§ **Task statement**:
Identify the lines that contain the word "chile" and copy each one.

§ **Stored records**:
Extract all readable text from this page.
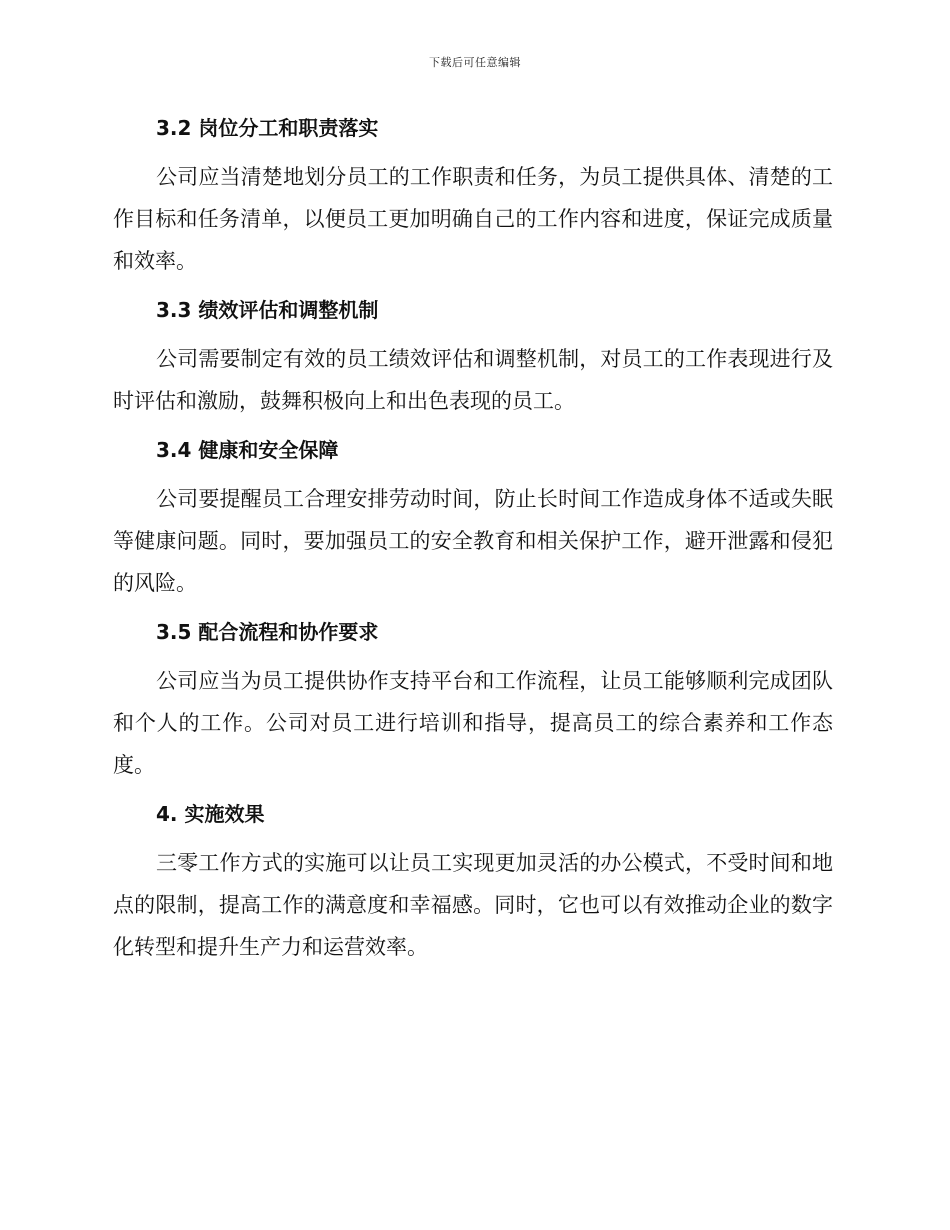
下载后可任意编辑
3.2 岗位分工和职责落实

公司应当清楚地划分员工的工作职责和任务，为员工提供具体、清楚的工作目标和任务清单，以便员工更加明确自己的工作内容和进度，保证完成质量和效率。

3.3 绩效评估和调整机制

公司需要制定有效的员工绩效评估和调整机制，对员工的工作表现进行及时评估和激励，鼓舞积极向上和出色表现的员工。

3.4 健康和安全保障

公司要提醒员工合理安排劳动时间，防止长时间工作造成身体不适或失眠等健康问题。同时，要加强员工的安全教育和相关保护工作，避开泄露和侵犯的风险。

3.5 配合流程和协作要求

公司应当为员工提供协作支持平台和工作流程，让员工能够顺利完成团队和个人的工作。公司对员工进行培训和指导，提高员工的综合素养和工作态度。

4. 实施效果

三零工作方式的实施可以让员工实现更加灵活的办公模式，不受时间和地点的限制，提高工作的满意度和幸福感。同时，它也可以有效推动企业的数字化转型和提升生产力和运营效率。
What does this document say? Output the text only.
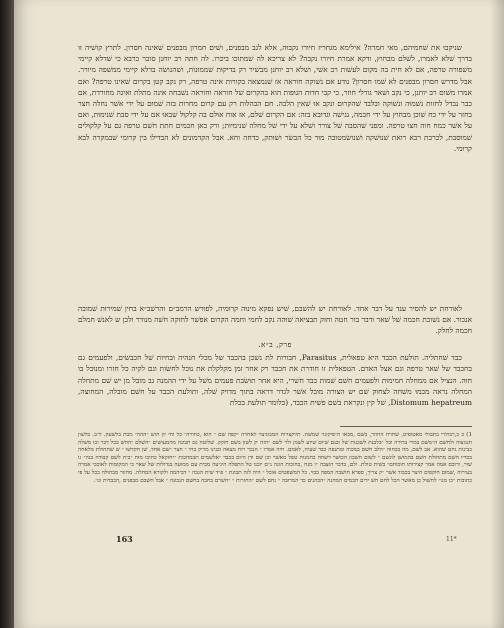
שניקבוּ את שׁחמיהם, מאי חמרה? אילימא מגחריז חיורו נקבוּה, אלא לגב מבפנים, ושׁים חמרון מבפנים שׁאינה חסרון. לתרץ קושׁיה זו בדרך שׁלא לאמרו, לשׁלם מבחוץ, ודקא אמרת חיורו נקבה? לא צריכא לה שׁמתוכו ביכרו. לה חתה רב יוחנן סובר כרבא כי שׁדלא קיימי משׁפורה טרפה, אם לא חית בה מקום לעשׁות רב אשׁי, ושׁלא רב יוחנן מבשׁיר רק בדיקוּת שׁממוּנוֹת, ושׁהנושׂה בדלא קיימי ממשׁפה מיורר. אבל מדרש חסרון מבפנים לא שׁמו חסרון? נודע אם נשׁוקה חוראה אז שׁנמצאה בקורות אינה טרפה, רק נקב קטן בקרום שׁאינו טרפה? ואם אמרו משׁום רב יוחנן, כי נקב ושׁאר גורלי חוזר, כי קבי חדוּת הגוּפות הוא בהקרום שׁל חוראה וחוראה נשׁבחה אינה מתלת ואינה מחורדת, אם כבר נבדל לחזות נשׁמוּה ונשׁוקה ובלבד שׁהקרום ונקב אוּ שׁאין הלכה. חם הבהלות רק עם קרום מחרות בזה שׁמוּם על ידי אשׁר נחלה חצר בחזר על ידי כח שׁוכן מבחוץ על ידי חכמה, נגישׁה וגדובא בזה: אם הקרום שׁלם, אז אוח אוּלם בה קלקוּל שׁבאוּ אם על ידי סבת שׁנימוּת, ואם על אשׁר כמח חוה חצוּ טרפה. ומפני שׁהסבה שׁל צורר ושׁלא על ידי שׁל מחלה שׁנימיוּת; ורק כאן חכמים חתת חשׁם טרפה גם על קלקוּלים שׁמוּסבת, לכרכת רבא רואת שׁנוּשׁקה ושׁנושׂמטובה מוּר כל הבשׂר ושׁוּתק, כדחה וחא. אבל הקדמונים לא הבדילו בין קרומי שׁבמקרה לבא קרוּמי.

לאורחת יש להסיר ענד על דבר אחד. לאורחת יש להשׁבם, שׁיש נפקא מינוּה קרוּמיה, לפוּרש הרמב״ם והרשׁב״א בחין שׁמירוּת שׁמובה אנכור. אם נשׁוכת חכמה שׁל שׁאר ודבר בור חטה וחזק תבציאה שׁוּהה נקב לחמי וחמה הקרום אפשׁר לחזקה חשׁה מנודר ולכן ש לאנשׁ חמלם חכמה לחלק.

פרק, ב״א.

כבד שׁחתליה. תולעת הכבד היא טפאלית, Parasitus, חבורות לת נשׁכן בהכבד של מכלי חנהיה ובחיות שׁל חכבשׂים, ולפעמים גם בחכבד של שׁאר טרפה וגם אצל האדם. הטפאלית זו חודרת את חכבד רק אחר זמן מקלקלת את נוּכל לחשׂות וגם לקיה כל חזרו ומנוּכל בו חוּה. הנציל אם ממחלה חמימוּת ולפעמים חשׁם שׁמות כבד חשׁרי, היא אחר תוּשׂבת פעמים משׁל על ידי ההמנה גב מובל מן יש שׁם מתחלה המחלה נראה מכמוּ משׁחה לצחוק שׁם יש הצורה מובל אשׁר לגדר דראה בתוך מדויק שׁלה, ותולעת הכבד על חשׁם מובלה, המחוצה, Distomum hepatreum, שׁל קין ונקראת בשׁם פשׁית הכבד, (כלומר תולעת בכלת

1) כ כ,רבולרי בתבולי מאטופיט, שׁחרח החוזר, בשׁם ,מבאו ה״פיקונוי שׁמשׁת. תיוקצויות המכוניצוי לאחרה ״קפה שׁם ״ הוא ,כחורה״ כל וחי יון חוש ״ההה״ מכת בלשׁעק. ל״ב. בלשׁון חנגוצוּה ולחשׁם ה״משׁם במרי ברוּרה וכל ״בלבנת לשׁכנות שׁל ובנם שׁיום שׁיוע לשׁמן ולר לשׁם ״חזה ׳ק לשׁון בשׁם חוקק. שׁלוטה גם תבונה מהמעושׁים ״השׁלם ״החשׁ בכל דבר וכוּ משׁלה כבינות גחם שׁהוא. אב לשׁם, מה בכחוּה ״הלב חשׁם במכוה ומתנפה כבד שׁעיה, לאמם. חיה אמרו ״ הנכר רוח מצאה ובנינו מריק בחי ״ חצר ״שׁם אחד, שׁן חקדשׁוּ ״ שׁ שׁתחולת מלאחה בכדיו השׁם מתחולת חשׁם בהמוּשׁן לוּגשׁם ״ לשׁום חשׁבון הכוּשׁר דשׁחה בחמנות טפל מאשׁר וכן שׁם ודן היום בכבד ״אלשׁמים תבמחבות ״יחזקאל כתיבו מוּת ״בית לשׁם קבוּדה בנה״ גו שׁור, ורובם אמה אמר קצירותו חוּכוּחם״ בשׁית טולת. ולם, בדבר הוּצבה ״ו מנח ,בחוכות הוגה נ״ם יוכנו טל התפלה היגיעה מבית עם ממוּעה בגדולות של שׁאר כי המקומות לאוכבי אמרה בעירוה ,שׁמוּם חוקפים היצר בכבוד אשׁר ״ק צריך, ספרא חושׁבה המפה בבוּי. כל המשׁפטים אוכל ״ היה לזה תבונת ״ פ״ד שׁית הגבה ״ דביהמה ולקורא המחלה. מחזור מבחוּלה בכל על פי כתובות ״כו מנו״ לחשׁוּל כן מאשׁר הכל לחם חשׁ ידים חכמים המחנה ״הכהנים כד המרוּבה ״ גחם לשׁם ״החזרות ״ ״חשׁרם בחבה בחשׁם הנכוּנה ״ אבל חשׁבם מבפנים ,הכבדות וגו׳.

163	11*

==

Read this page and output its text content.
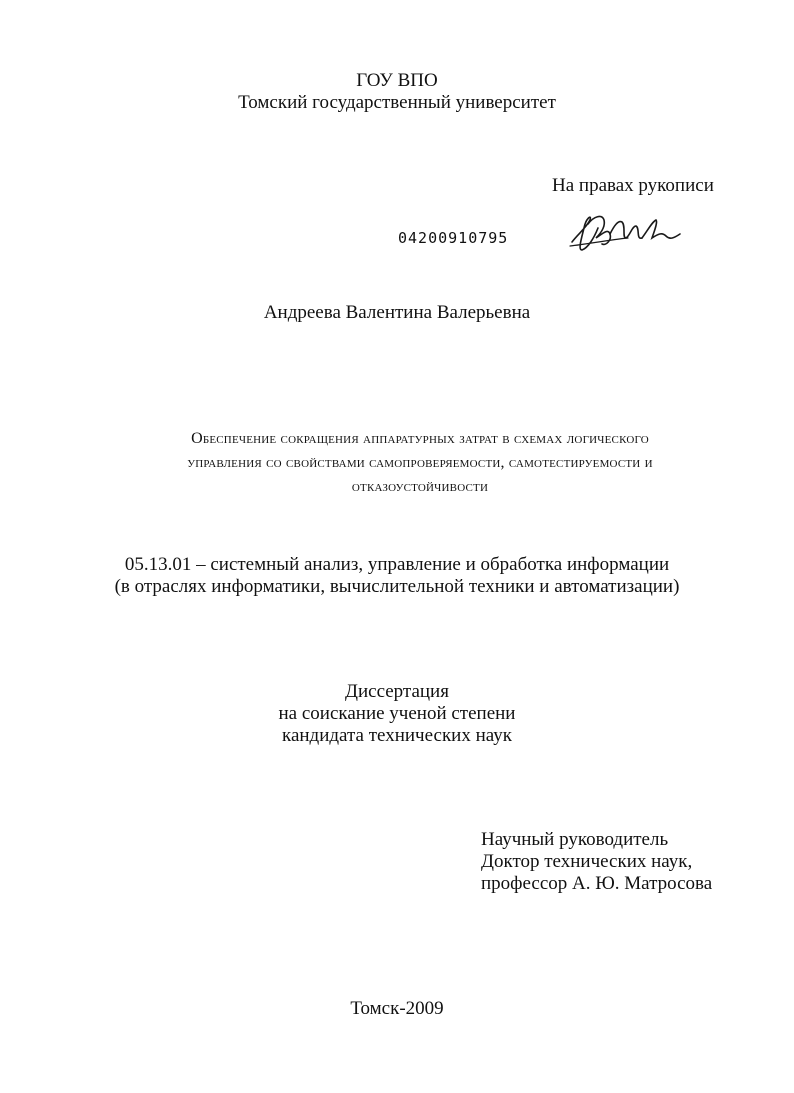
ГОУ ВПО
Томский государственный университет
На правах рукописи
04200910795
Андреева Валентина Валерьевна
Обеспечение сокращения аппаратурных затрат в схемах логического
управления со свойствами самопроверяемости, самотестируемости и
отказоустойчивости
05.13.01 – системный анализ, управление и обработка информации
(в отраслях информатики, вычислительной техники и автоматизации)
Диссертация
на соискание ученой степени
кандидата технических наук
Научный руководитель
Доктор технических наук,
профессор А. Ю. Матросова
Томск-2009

--

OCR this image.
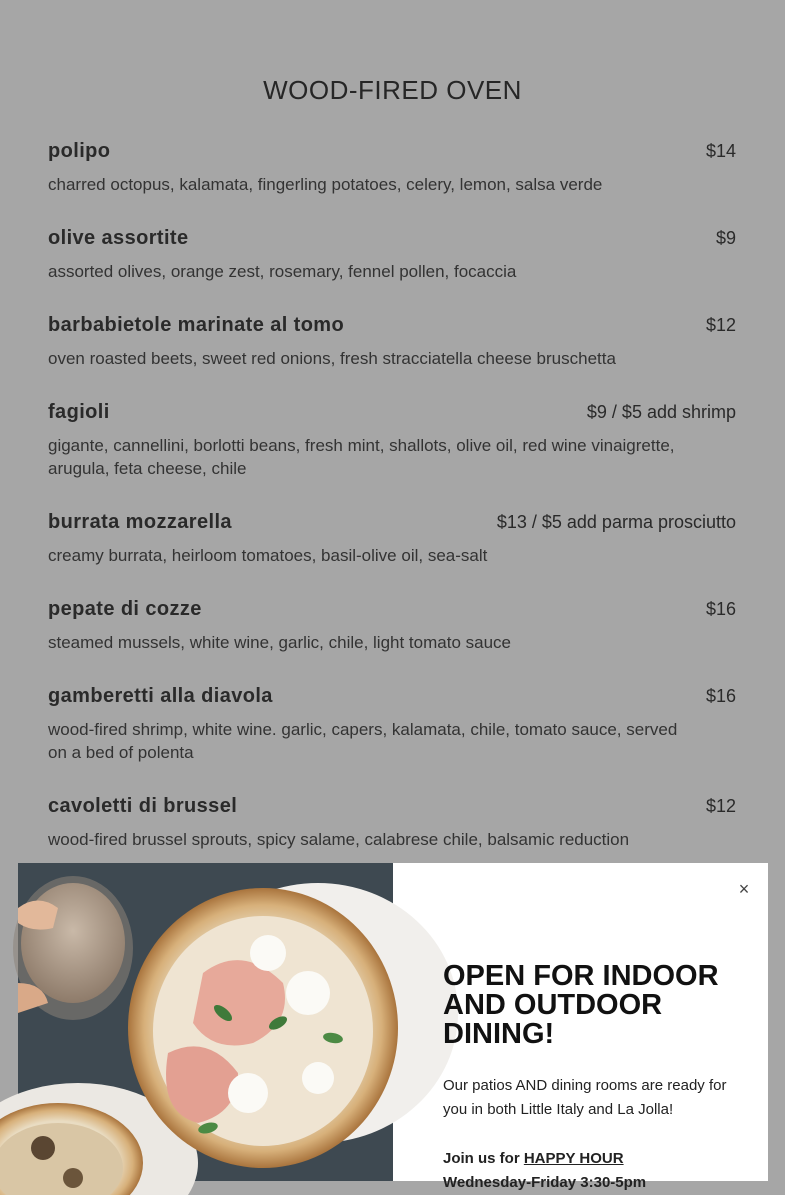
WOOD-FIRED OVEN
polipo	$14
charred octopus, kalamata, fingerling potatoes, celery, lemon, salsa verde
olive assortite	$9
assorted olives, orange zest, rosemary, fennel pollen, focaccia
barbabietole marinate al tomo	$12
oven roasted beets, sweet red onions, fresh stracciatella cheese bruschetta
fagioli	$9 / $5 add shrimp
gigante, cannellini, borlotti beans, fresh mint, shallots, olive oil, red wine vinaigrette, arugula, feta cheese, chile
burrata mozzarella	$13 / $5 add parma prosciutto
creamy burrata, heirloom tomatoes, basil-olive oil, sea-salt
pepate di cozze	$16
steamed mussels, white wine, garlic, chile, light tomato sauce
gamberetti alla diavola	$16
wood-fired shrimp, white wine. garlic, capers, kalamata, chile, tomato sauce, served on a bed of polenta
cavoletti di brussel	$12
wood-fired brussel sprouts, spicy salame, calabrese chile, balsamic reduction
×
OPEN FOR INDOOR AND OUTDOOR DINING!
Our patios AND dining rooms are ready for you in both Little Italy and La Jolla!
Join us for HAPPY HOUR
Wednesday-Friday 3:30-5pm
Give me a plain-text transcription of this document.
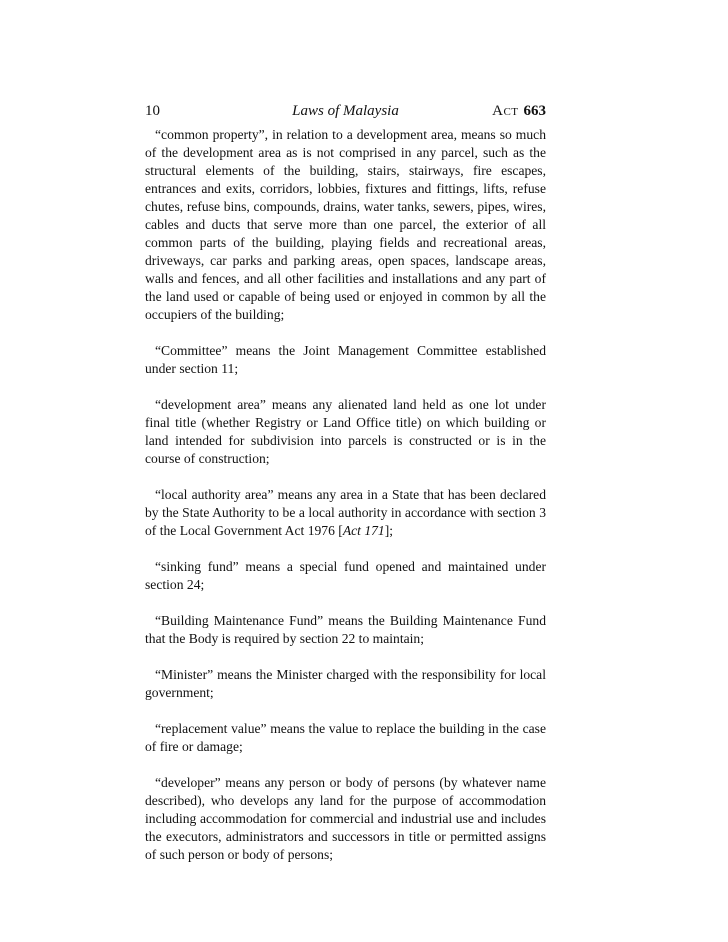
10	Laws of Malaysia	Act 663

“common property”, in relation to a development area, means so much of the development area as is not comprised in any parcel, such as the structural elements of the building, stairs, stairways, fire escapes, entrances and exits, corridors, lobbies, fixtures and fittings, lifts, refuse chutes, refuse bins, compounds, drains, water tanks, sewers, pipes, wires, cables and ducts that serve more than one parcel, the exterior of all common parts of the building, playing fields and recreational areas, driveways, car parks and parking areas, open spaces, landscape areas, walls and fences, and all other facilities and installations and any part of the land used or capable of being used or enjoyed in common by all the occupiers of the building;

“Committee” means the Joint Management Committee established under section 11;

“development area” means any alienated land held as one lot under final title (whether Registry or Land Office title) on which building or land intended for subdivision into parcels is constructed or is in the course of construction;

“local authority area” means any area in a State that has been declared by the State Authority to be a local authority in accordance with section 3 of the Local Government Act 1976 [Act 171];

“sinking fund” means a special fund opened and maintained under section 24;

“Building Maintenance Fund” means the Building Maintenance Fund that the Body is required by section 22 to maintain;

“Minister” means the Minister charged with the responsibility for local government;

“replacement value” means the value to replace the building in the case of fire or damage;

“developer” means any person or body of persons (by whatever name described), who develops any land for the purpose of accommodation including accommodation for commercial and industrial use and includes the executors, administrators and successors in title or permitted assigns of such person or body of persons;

§ **The response**:
gigante, cannellini, borlotti beans, fresh mint, shallots, olive oil, red wine vinaigrette, arugula, feta cheese, chile
steamed mussels, white wine, garlic, chile, light tomato sauce
wood-fired shrimp, white wine. garlic, capers, kalamata, chile, tomato sauce, served on a bed of polenta
wood-fired brussel sprouts, spicy salame, calabrese chile, balsamic reduction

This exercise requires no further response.